## begin STORED ROWS
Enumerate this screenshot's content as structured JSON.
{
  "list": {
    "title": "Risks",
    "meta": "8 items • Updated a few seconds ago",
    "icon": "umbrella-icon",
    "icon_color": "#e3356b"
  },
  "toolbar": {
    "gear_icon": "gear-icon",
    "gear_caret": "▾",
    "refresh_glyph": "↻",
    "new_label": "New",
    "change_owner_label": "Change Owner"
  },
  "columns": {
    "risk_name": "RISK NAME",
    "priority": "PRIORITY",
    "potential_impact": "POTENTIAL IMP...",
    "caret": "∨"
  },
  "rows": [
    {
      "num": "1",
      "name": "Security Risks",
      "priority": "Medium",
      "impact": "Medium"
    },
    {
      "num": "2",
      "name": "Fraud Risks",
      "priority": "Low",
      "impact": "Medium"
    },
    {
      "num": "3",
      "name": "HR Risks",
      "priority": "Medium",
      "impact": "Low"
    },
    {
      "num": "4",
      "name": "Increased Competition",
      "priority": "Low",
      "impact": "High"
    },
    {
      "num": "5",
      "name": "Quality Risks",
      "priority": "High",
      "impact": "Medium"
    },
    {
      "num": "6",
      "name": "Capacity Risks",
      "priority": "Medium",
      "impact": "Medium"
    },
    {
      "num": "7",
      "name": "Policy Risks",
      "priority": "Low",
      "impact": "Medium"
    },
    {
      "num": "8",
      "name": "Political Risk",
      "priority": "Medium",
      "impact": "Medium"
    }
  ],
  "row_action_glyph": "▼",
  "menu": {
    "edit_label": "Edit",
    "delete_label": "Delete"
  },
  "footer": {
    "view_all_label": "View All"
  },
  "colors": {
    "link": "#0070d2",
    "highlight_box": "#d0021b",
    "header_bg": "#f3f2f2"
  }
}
## end STORED ROWS
■ YOUR INSTRUCTIONS
Output each record exactly, leaving nothing out.

■ COMPLETED TASK
Enumerate this screenshot's content as structured JSON.
{
  "list": {
    "title": "Risks",
    "meta": "8 items • Updated a few seconds ago",
    "icon": "umbrella-icon",
    "icon_color": "#e3356b"
  },
  "toolbar": {
    "gear_icon": "gear-icon",
    "gear_caret": "▾",
    "refresh_glyph": "↻",
    "new_label": "New",
    "change_owner_label": "Change Owner"
  },
  "columns": {
    "risk_name": "RISK NAME",
    "priority": "PRIORITY",
    "potential_impact": "POTENTIAL IMP...",
    "caret": "∨"
  },
  "rows": [
    {
      "num": "1",
      "name": "Security Risks",
      "priority": "Medium",
      "impact": "Medium"
    },
    {
      "num": "2",
      "name": "Fraud Risks",
      "priority": "Low",
      "impact": "Medium"
    },
    {
      "num": "3",
      "name": "HR Risks",
      "priority": "Medium",
      "impact": "Low"
    },
    {
      "num": "4",
      "name": "Increased Competition",
      "priority": "Low",
      "impact": "High"
    },
    {
      "num": "5",
      "name": "Quality Risks",
      "priority": "High",
      "impact": "Medium"
    },
    {
      "num": "6",
      "name": "Capacity Risks",
      "priority": "Medium",
      "impact": "Medium"
    },
    {
      "num": "7",
      "name": "Policy Risks",
      "priority": "Low",
      "impact": "Medium"
    },
    {
      "num": "8",
      "name": "Political Risk",
      "priority": "Medium",
      "impact": "Medium"
    }
  ],
  "row_action_glyph": "▼",
  "menu": {
    "edit_label": "Edit",
    "delete_label": "Delete"
  },
  "footer": {
    "view_all_label": "View All"
  },
  "colors": {
    "link": "#0070d2",
    "highlight_box": "#d0021b",
    "header_bg": "#f3f2f2"
  }
}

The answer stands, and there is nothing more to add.